- **Stated exercise**:
Every line of the material below should be repeated exactly.

(Figure data in JSON)
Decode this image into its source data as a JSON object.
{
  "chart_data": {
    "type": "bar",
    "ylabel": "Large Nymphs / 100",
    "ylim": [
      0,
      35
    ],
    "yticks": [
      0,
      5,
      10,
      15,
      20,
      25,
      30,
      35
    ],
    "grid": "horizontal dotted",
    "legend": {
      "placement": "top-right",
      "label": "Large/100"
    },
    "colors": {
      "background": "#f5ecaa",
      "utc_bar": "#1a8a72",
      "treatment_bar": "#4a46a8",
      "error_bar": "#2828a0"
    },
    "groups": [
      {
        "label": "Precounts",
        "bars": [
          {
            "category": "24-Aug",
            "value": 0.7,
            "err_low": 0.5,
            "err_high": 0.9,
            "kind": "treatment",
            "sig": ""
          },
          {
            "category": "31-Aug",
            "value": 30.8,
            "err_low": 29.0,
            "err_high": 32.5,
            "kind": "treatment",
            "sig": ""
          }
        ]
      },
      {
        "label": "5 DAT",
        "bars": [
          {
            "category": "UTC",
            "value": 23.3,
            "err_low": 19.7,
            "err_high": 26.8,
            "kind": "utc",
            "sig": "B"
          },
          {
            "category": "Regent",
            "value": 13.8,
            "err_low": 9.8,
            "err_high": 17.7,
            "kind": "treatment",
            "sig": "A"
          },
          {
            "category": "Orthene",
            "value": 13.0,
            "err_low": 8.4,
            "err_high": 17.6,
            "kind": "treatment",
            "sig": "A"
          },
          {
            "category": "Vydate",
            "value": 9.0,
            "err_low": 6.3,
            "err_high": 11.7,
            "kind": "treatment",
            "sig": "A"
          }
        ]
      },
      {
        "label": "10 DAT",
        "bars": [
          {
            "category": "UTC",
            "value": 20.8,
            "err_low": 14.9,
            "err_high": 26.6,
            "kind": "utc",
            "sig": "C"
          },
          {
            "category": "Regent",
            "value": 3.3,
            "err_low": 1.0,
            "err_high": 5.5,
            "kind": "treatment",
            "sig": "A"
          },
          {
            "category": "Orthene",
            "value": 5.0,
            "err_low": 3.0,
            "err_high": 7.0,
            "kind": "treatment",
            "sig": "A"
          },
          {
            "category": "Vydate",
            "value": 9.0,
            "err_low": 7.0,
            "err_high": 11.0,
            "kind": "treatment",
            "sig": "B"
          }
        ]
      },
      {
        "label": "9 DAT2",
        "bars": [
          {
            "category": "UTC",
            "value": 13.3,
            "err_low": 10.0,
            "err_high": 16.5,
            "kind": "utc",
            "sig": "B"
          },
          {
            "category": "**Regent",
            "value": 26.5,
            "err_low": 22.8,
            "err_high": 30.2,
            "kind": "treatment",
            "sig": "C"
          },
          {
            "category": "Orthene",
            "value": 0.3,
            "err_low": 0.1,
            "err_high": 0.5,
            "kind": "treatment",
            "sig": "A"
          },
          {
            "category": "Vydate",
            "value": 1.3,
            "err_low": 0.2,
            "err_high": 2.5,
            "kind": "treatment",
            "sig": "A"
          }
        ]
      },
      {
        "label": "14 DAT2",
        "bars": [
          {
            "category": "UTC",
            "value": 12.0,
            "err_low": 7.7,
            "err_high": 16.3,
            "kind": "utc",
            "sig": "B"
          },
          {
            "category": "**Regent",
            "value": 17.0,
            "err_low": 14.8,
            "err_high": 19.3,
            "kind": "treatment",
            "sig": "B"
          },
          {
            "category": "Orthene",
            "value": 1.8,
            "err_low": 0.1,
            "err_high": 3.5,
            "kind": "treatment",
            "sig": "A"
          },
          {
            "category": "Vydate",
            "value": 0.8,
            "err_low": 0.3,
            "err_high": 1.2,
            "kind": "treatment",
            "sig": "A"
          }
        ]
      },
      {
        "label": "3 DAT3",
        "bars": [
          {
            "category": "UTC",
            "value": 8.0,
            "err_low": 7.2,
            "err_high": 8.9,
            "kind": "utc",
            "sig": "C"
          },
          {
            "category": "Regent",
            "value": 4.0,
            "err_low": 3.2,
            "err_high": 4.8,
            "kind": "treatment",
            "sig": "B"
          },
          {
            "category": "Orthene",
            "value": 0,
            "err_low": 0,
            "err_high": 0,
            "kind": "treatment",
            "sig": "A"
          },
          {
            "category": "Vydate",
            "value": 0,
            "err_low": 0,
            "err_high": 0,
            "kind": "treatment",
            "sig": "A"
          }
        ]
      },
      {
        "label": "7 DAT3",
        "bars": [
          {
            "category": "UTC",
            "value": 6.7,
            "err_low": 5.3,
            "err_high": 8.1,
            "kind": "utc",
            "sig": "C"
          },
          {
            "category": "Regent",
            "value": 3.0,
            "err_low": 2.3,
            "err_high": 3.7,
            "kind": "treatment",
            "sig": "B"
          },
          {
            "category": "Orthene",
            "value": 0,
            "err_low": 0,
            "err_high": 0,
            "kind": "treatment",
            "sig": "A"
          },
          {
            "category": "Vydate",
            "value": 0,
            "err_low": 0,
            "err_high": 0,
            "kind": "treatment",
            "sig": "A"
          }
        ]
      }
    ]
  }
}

- **Solution**:
Decode this image into its source data as a JSON object.
{
  "chart_data": {
    "type": "bar",
    "ylabel": "Large Nymphs / 100",
    "ylim": [
      0,
      35
    ],
    "yticks": [
      0,
      5,
      10,
      15,
      20,
      25,
      30,
      35
    ],
    "grid": "horizontal dotted",
    "legend": {
      "placement": "top-right",
      "label": "Large/100"
    },
    "colors": {
      "background": "#f5ecaa",
      "utc_bar": "#1a8a72",
      "treatment_bar": "#4a46a8",
      "error_bar": "#2828a0"
    },
    "groups": [
      {
        "label": "Precounts",
        "bars": [
          {
            "category": "24-Aug",
            "value": 0.7,
            "err_low": 0.5,
            "err_high": 0.9,
            "kind": "treatment",
            "sig": ""
          },
          {
            "category": "31-Aug",
            "value": 30.8,
            "err_low": 29.0,
            "err_high": 32.5,
            "kind": "treatment",
            "sig": ""
          }
        ]
      },
      {
        "label": "5 DAT",
        "bars": [
          {
            "category": "UTC",
            "value": 23.3,
            "err_low": 19.7,
            "err_high": 26.8,
            "kind": "utc",
            "sig": "B"
          },
          {
            "category": "Regent",
            "value": 13.8,
            "err_low": 9.8,
            "err_high": 17.7,
            "kind": "treatment",
            "sig": "A"
          },
          {
            "category": "Orthene",
            "value": 13.0,
            "err_low": 8.4,
            "err_high": 17.6,
            "kind": "treatment",
            "sig": "A"
          },
          {
            "category": "Vydate",
            "value": 9.0,
            "err_low": 6.3,
            "err_high": 11.7,
            "kind": "treatment",
            "sig": "A"
          }
        ]
      },
      {
        "label": "10 DAT",
        "bars": [
          {
            "category": "UTC",
            "value": 20.8,
            "err_low": 14.9,
            "err_high": 26.6,
            "kind": "utc",
            "sig": "C"
          },
          {
            "category": "Regent",
            "value": 3.3,
            "err_low": 1.0,
            "err_high": 5.5,
            "kind": "treatment",
            "sig": "A"
          },
          {
            "category": "Orthene",
            "value": 5.0,
            "err_low": 3.0,
            "err_high": 7.0,
            "kind": "treatment",
            "sig": "A"
          },
          {
            "category": "Vydate",
            "value": 9.0,
            "err_low": 7.0,
            "err_high": 11.0,
            "kind": "treatment",
            "sig": "B"
          }
        ]
      },
      {
        "label": "9 DAT2",
        "bars": [
          {
            "category": "UTC",
            "value": 13.3,
            "err_low": 10.0,
            "err_high": 16.5,
            "kind": "utc",
            "sig": "B"
          },
          {
            "category": "**Regent",
            "value": 26.5,
            "err_low": 22.8,
            "err_high": 30.2,
            "kind": "treatment",
            "sig": "C"
          },
          {
            "category": "Orthene",
            "value": 0.3,
            "err_low": 0.1,
            "err_high": 0.5,
            "kind": "treatment",
            "sig": "A"
          },
          {
            "category": "Vydate",
            "value": 1.3,
            "err_low": 0.2,
            "err_high": 2.5,
            "kind": "treatment",
            "sig": "A"
          }
        ]
      },
      {
        "label": "14 DAT2",
        "bars": [
          {
            "category": "UTC",
            "value": 12.0,
            "err_low": 7.7,
            "err_high": 16.3,
            "kind": "utc",
            "sig": "B"
          },
          {
            "category": "**Regent",
            "value": 17.0,
            "err_low": 14.8,
            "err_high": 19.3,
            "kind": "treatment",
            "sig": "B"
          },
          {
            "category": "Orthene",
            "value": 1.8,
            "err_low": 0.1,
            "err_high": 3.5,
            "kind": "treatment",
            "sig": "A"
          },
          {
            "category": "Vydate",
            "value": 0.8,
            "err_low": 0.3,
            "err_high": 1.2,
            "kind": "treatment",
            "sig": "A"
          }
        ]
      },
      {
        "label": "3 DAT3",
        "bars": [
          {
            "category": "UTC",
            "value": 8.0,
            "err_low": 7.2,
            "err_high": 8.9,
            "kind": "utc",
            "sig": "C"
          },
          {
            "category": "Regent",
            "value": 4.0,
            "err_low": 3.2,
            "err_high": 4.8,
            "kind": "treatment",
            "sig": "B"
          },
          {
            "category": "Orthene",
            "value": 0,
            "err_low": 0,
            "err_high": 0,
            "kind": "treatment",
            "sig": "A"
          },
          {
            "category": "Vydate",
            "value": 0,
            "err_low": 0,
            "err_high": 0,
            "kind": "treatment",
            "sig": "A"
          }
        ]
      },
      {
        "label": "7 DAT3",
        "bars": [
          {
            "category": "UTC",
            "value": 6.7,
            "err_low": 5.3,
            "err_high": 8.1,
            "kind": "utc",
            "sig": "C"
          },
          {
            "category": "Regent",
            "value": 3.0,
            "err_low": 2.3,
            "err_high": 3.7,
            "kind": "treatment",
            "sig": "B"
          },
          {
            "category": "Orthene",
            "value": 0,
            "err_low": 0,
            "err_high": 0,
            "kind": "treatment",
            "sig": "A"
          },
          {
            "category": "Vydate",
            "value": 0,
            "err_low": 0,
            "err_high": 0,
            "kind": "treatment",
            "sig": "A"
          }
        ]
      }
    ]
  }
}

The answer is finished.